● Material provided:

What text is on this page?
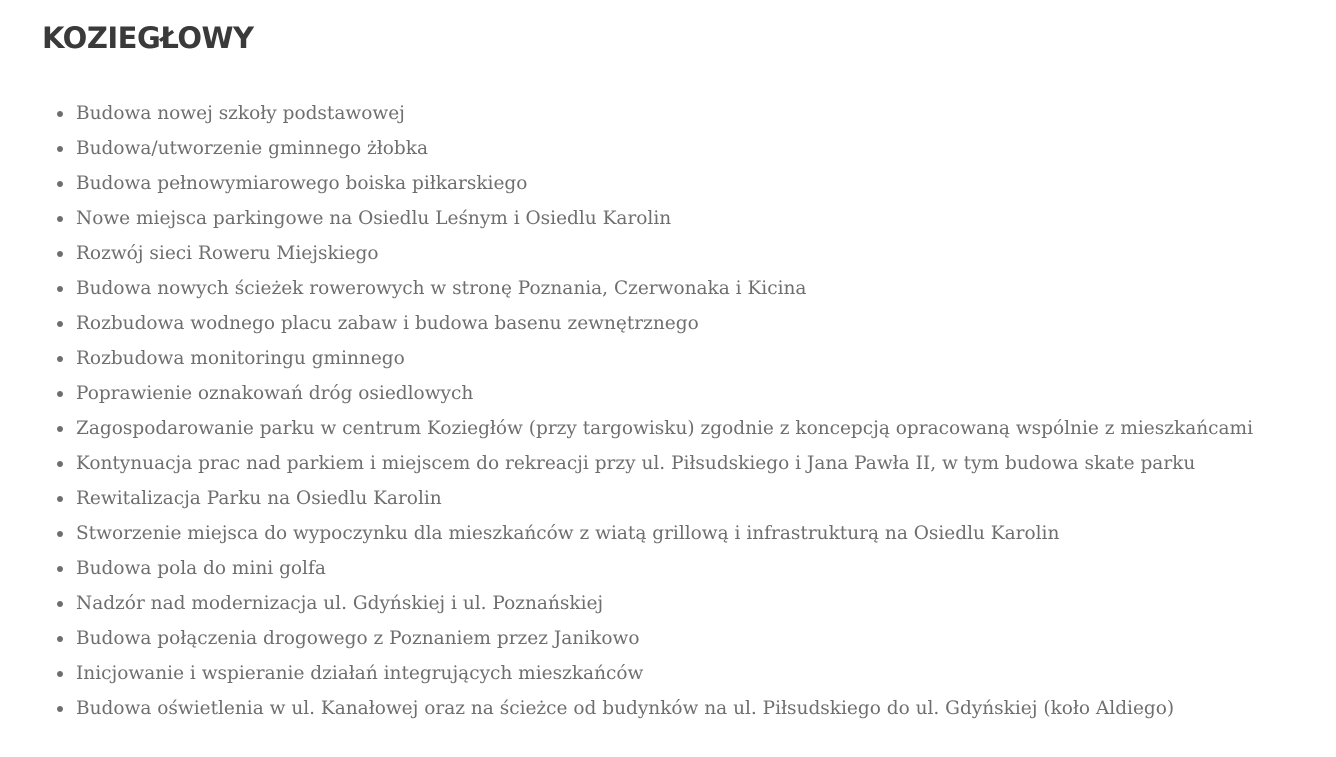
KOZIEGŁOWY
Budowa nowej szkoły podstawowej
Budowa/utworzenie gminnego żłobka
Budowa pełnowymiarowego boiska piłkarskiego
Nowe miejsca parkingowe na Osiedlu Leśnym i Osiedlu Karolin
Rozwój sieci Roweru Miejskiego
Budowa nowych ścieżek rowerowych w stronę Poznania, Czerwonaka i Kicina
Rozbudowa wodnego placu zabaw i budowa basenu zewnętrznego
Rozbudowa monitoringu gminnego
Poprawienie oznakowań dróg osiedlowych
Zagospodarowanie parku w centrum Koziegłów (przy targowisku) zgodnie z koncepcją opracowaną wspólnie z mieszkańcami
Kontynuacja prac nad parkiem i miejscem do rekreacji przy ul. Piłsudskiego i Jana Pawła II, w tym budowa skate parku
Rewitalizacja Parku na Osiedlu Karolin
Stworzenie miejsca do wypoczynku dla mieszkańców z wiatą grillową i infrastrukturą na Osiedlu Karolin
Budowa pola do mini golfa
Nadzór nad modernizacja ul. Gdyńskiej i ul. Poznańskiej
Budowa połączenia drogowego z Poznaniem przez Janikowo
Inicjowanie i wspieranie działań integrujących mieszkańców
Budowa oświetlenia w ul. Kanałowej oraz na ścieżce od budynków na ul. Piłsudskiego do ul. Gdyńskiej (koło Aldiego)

* * *

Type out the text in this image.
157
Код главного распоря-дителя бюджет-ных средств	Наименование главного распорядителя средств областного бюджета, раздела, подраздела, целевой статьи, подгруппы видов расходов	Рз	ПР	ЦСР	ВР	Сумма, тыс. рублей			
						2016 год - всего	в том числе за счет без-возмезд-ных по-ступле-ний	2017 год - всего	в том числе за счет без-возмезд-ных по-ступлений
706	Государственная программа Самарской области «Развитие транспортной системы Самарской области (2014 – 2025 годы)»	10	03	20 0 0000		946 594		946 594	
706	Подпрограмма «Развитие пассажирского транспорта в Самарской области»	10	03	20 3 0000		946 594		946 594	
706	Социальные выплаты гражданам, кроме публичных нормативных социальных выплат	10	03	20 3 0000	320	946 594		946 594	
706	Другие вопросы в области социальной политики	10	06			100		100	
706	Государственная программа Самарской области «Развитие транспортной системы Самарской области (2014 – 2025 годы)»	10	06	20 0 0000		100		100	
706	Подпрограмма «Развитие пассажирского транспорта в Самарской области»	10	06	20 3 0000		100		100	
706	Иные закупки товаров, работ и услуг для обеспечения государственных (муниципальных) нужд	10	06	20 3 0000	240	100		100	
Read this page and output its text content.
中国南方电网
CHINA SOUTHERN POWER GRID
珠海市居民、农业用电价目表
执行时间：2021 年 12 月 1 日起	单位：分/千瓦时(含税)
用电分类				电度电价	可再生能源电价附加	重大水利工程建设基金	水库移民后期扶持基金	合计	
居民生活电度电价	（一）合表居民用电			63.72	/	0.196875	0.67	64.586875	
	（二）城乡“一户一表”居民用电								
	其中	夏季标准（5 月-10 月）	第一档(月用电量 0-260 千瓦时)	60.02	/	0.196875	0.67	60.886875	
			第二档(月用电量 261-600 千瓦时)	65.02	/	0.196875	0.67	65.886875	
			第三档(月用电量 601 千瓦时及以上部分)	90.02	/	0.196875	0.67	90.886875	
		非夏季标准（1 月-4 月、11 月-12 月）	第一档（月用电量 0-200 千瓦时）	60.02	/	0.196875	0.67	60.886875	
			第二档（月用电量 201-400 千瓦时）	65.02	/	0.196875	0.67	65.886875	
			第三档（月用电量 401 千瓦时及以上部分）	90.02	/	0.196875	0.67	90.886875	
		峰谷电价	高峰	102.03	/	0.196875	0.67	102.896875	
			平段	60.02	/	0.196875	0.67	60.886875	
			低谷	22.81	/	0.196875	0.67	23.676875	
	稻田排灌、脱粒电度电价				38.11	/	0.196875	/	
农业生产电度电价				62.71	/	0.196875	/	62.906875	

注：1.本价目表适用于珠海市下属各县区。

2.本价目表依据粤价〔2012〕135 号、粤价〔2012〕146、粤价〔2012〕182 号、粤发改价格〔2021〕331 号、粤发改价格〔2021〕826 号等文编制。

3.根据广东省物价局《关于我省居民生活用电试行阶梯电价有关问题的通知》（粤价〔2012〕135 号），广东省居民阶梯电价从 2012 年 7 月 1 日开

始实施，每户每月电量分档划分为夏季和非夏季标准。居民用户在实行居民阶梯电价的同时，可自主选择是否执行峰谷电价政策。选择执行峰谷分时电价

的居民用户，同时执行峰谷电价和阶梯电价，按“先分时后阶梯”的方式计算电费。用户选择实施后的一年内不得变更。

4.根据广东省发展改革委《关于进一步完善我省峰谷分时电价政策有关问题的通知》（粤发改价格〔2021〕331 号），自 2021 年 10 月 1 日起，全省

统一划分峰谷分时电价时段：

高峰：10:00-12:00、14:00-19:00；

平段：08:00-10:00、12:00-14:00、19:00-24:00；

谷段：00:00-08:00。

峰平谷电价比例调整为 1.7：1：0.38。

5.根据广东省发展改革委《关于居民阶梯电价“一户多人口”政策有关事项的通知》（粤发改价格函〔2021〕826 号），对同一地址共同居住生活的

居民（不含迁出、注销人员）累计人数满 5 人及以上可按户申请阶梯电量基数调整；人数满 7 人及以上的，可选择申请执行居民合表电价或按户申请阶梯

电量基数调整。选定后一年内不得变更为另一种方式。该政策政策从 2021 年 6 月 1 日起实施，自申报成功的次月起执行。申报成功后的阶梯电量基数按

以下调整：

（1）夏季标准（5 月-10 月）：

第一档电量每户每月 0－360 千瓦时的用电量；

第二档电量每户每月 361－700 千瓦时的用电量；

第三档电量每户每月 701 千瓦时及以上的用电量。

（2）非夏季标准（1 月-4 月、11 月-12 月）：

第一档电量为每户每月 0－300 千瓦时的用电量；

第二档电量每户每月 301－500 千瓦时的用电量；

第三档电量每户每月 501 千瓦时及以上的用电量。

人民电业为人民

● What the task asks: All lines above with "Piłsudskiego" in them should be returned.

● Task output:
Kontynuacja prac nad parkiem i miejscem do rekreacji przy ul. Piłsudskiego i Jana Pawła II, w tym budowa skate parku
Budowa oświetlenia w ul. Kanałowej oraz na ścieżce od budynków na ul. Piłsudskiego do ul. Gdyńskiej (koło Aldiego)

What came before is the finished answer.